• _Written exercise_: Provide an exact reproduction of every entry.

• _Excerpted records_:
◇ ◇ ◇

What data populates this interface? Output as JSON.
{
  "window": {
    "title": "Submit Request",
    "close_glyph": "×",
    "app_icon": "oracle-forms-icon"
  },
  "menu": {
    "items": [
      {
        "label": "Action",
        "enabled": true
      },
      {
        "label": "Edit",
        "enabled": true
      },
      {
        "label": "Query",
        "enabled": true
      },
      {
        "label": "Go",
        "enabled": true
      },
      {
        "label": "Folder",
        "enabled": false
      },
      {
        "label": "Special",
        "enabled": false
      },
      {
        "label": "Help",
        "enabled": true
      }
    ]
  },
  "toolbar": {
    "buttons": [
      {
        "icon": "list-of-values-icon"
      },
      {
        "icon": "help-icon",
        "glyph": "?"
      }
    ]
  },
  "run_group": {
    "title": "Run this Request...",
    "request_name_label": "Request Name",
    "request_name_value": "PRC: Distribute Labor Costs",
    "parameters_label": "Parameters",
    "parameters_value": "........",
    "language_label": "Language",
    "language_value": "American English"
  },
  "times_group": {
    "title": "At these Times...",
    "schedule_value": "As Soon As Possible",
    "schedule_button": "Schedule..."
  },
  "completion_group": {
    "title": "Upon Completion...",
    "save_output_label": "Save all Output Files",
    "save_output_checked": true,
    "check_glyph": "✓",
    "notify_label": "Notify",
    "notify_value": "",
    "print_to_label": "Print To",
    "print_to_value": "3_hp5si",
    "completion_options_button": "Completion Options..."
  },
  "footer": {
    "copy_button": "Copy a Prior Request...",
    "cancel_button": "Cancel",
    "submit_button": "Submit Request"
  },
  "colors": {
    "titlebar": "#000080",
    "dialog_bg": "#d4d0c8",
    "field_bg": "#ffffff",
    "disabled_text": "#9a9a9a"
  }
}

◇ ◇ ◇

• _Result_:
What data populates this interface? Output as JSON.
{
  "window": {
    "title": "Submit Request",
    "close_glyph": "×",
    "app_icon": "oracle-forms-icon"
  },
  "menu": {
    "items": [
      {
        "label": "Action",
        "enabled": true
      },
      {
        "label": "Edit",
        "enabled": true
      },
      {
        "label": "Query",
        "enabled": true
      },
      {
        "label": "Go",
        "enabled": true
      },
      {
        "label": "Folder",
        "enabled": false
      },
      {
        "label": "Special",
        "enabled": false
      },
      {
        "label": "Help",
        "enabled": true
      }
    ]
  },
  "toolbar": {
    "buttons": [
      {
        "icon": "list-of-values-icon"
      },
      {
        "icon": "help-icon",
        "glyph": "?"
      }
    ]
  },
  "run_group": {
    "title": "Run this Request...",
    "request_name_label": "Request Name",
    "request_name_value": "PRC: Distribute Labor Costs",
    "parameters_label": "Parameters",
    "parameters_value": "........",
    "language_label": "Language",
    "language_value": "American English"
  },
  "times_group": {
    "title": "At these Times...",
    "schedule_value": "As Soon As Possible",
    "schedule_button": "Schedule..."
  },
  "completion_group": {
    "title": "Upon Completion...",
    "save_output_label": "Save all Output Files",
    "save_output_checked": true,
    "check_glyph": "✓",
    "notify_label": "Notify",
    "notify_value": "",
    "print_to_label": "Print To",
    "print_to_value": "3_hp5si",
    "completion_options_button": "Completion Options..."
  },
  "footer": {
    "copy_button": "Copy a Prior Request...",
    "cancel_button": "Cancel",
    "submit_button": "Submit Request"
  },
  "colors": {
    "titlebar": "#000080",
    "dialog_bg": "#d4d0c8",
    "field_bg": "#ffffff",
    "disabled_text": "#9a9a9a"
  }
}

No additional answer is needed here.